Copy the data below word for word, starting at its first line and ending with the line containing "196, 540, 210]".

[A series of records]
○ ○ ○
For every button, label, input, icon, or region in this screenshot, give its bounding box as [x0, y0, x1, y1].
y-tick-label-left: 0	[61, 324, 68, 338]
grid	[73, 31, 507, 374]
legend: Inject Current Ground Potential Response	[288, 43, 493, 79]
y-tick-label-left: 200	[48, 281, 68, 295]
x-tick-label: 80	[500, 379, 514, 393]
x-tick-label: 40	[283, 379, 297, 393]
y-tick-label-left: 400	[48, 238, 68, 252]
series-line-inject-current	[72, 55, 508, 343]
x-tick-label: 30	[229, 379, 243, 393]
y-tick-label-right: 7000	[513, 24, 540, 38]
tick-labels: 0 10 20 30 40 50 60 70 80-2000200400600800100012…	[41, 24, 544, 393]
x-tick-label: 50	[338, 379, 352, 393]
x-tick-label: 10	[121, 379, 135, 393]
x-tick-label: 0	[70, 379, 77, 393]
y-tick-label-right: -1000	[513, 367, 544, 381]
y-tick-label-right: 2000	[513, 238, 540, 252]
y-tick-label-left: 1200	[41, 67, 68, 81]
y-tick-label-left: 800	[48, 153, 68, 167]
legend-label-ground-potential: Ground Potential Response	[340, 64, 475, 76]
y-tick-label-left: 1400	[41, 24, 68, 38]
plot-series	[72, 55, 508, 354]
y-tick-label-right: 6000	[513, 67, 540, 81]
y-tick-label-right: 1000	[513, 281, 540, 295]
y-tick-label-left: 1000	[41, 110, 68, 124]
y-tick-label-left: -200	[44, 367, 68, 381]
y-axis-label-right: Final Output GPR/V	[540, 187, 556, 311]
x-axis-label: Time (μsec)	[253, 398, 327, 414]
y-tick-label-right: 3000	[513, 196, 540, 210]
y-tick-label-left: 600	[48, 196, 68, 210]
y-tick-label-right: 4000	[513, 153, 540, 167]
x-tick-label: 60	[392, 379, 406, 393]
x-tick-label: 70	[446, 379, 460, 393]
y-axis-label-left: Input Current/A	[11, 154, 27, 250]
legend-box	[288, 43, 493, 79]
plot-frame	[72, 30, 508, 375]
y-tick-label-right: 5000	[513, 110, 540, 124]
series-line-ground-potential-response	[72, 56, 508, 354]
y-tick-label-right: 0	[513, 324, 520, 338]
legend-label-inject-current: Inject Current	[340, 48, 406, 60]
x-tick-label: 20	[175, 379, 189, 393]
○ ○ ○
## THE RESULT
For every button, label, input, icon, or region in this screenshot, give its bounding box as [x0, y0, x1, y1].
y-tick-label-left: 0	[61, 324, 68, 338]
grid	[73, 31, 507, 374]
legend: Inject Current Ground Potential Response	[288, 43, 493, 79]
y-tick-label-left: 200	[48, 281, 68, 295]
x-tick-label: 80	[500, 379, 514, 393]
x-tick-label: 40	[283, 379, 297, 393]
y-tick-label-left: 400	[48, 238, 68, 252]
series-line-inject-current	[72, 55, 508, 343]
x-tick-label: 30	[229, 379, 243, 393]
y-tick-label-right: 7000	[513, 24, 540, 38]
tick-labels: 0 10 20 30 40 50 60 70 80-2000200400600800100012…	[41, 24, 544, 393]
x-tick-label: 50	[338, 379, 352, 393]
x-tick-label: 10	[121, 379, 135, 393]
x-tick-label: 0	[70, 379, 77, 393]
y-tick-label-right: -1000	[513, 367, 544, 381]
y-tick-label-right: 2000	[513, 238, 540, 252]
y-tick-label-left: 1200	[41, 67, 68, 81]
y-tick-label-left: 800	[48, 153, 68, 167]
legend-label-ground-potential: Ground Potential Response	[340, 64, 475, 76]
y-tick-label-left: 1400	[41, 24, 68, 38]
plot-series	[72, 55, 508, 354]
y-tick-label-right: 6000	[513, 67, 540, 81]
y-tick-label-right: 1000	[513, 281, 540, 295]
y-tick-label-left: 1000	[41, 110, 68, 124]
y-tick-label-left: -200	[44, 367, 68, 381]
y-axis-label-right: Final Output GPR/V	[540, 187, 556, 311]
x-axis-label: Time (μsec)	[253, 398, 327, 414]
y-tick-label-right: 3000	[513, 196, 540, 210]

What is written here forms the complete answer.